• Short task
Copy the records below line for line, changing nothing, but leave the pictures out.
start
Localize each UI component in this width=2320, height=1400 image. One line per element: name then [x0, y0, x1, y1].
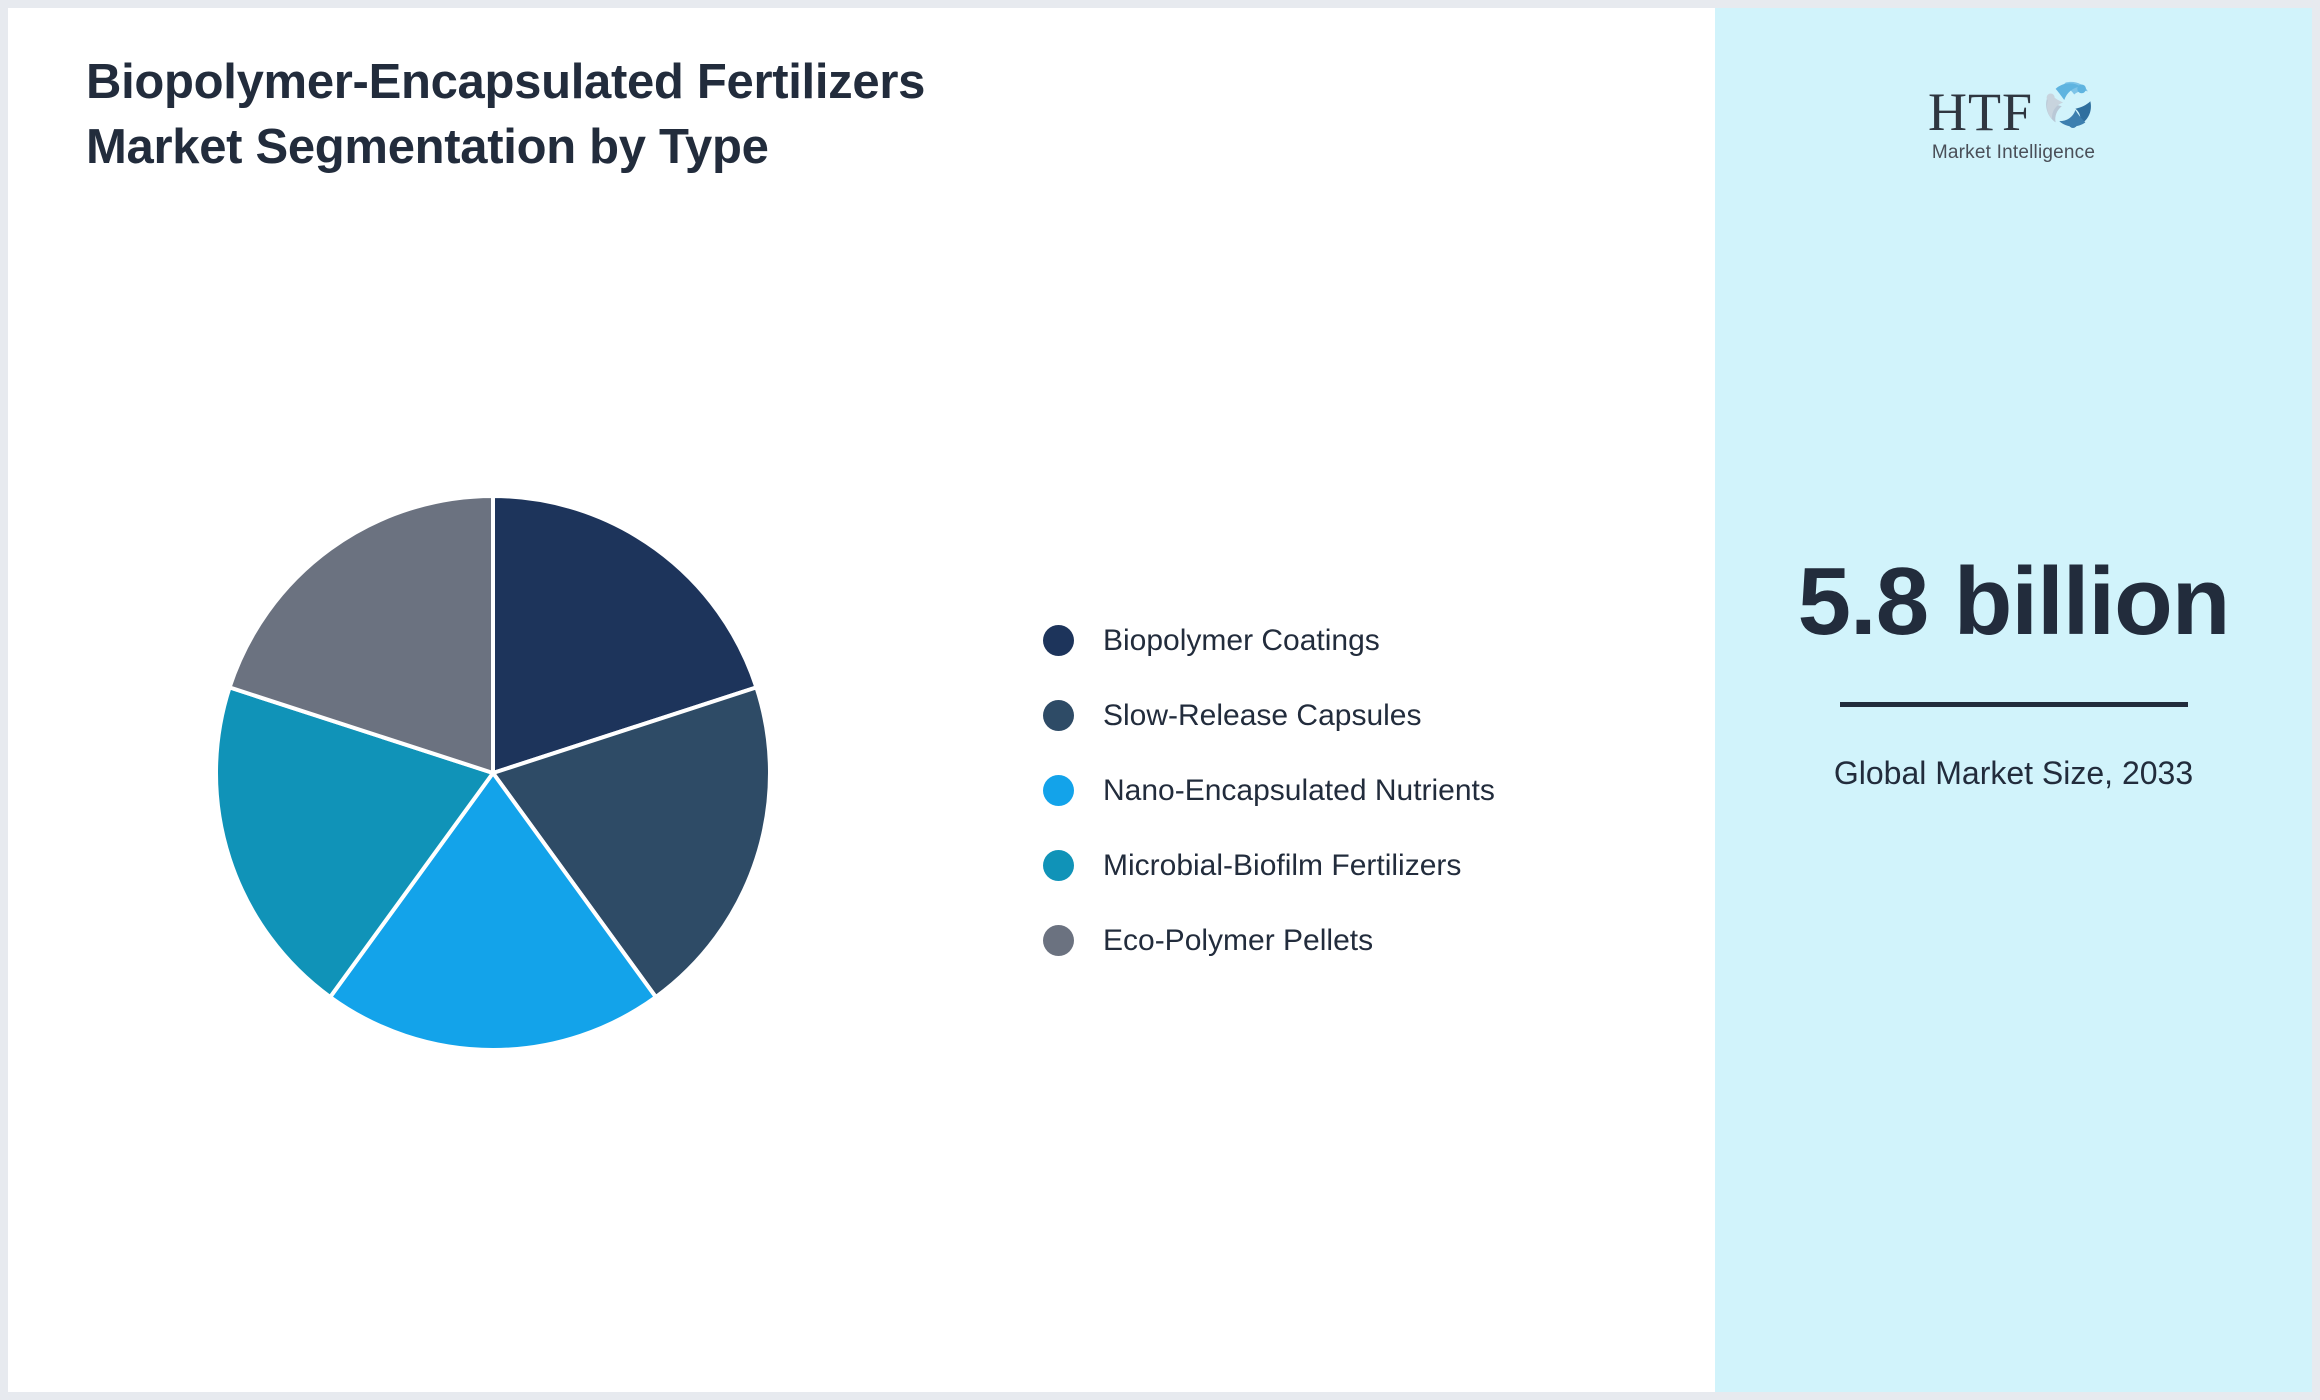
three-people-circle-icon	[2037, 74, 2099, 136]
legend-label: Microbial-Biofilm Fertilizers	[1103, 851, 1461, 881]
stat-block: 5.8 billion Global Market Size, 2033	[1715, 548, 2312, 796]
pie-svg	[213, 493, 773, 1053]
brand-logo: HTF M	[1715, 76, 2312, 164]
logo-wordmark: HTF	[1928, 87, 2033, 138]
legend-item-biopolymer-coatings[interactable]: Biopolymer Coatings	[1043, 603, 1603, 678]
legend-label: Eco-Polymer Pellets	[1103, 926, 1373, 956]
legend-swatch-icon	[1043, 925, 1074, 956]
legend-label: Biopolymer Coatings	[1103, 626, 1380, 656]
legend-label: Nano-Encapsulated Nutrients	[1103, 776, 1495, 806]
stat-value: 5.8 billion	[1715, 548, 2312, 656]
legend-swatch-icon	[1043, 775, 1074, 806]
pie-chart-graphic	[213, 493, 773, 1053]
legend-swatch-icon	[1043, 850, 1074, 881]
legend-item-nano-encapsulated-nutrients[interactable]: Nano-Encapsulated Nutrients	[1043, 753, 1603, 828]
chart-legend: Biopolymer Coatings Slow-Release Capsule…	[1043, 603, 1603, 978]
side-panel: HTF M	[1715, 8, 2312, 1392]
legend-swatch-icon	[1043, 700, 1074, 731]
legend-item-microbial-biofilm-fertilizers[interactable]: Microbial-Biofilm Fertilizers	[1043, 828, 1603, 903]
pie-chart: Biopolymer Coatings Slow-Release Capsule…	[8, 8, 1715, 1392]
infographic-card: Biopolymer-Encapsulated Fertilizers Mark…	[8, 8, 2312, 1392]
stat-caption: Global Market Size, 2033	[1715, 751, 2312, 796]
legend-item-eco-polymer-pellets[interactable]: Eco-Polymer Pellets	[1043, 903, 1603, 978]
main-panel: Biopolymer-Encapsulated Fertilizers Mark…	[8, 8, 1715, 1392]
legend-item-slow-release-capsules[interactable]: Slow-Release Capsules	[1043, 678, 1603, 753]
stat-divider	[1840, 702, 2188, 707]
pie-slice-group	[216, 496, 770, 1050]
logo-tagline: Market Intelligence	[1899, 142, 2129, 164]
legend-swatch-icon	[1043, 625, 1074, 656]
legend-label: Slow-Release Capsules	[1103, 701, 1422, 731]
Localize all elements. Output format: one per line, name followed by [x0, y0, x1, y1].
end
• Solution to this task
Localize each UI component in this width=2320, height=1400 image. One line per element: name then [x0, y0, x1, y1].
three-people-circle-icon	[2037, 74, 2099, 136]
legend-label: Microbial-Biofilm Fertilizers	[1103, 851, 1461, 881]
stat-block: 5.8 billion Global Market Size, 2033	[1715, 548, 2312, 796]
pie-svg	[213, 493, 773, 1053]
brand-logo: HTF M	[1715, 76, 2312, 164]
logo-wordmark: HTF	[1928, 87, 2033, 138]
legend-item-biopolymer-coatings[interactable]: Biopolymer Coatings	[1043, 603, 1603, 678]
legend-label: Eco-Polymer Pellets	[1103, 926, 1373, 956]
legend-swatch-icon	[1043, 925, 1074, 956]
legend-label: Biopolymer Coatings	[1103, 626, 1380, 656]
legend-label: Nano-Encapsulated Nutrients	[1103, 776, 1495, 806]
stat-value: 5.8 billion	[1715, 548, 2312, 656]
legend-swatch-icon	[1043, 775, 1074, 806]
pie-chart-graphic	[213, 493, 773, 1053]
legend-swatch-icon	[1043, 850, 1074, 881]
legend-item-nano-encapsulated-nutrients[interactable]: Nano-Encapsulated Nutrients	[1043, 753, 1603, 828]
chart-legend: Biopolymer Coatings Slow-Release Capsule…	[1043, 603, 1603, 978]
side-panel: HTF M	[1715, 8, 2312, 1392]
legend-swatch-icon	[1043, 700, 1074, 731]
legend-item-microbial-biofilm-fertilizers[interactable]: Microbial-Biofilm Fertilizers	[1043, 828, 1603, 903]
pie-chart: Biopolymer Coatings Slow-Release Capsule…	[8, 8, 1715, 1392]
infographic-card: Biopolymer-Encapsulated Fertilizers Mark…	[8, 8, 2312, 1392]
stat-caption: Global Market Size, 2033	[1715, 751, 2312, 796]
legend-item-eco-polymer-pellets[interactable]: Eco-Polymer Pellets	[1043, 903, 1603, 978]
main-panel: Biopolymer-Encapsulated Fertilizers Mark…	[8, 8, 1715, 1392]
legend-item-slow-release-capsules[interactable]: Slow-Release Capsules	[1043, 678, 1603, 753]
stat-divider	[1840, 702, 2188, 707]
pie-slice-group	[216, 496, 770, 1050]
logo-tagline: Market Intelligence	[1899, 142, 2129, 164]
legend-swatch-icon	[1043, 625, 1074, 656]
legend-label: Slow-Release Capsules	[1103, 701, 1422, 731]
Localize all elements. Output format: one per line, name followed by [x0, y0, x1, y1].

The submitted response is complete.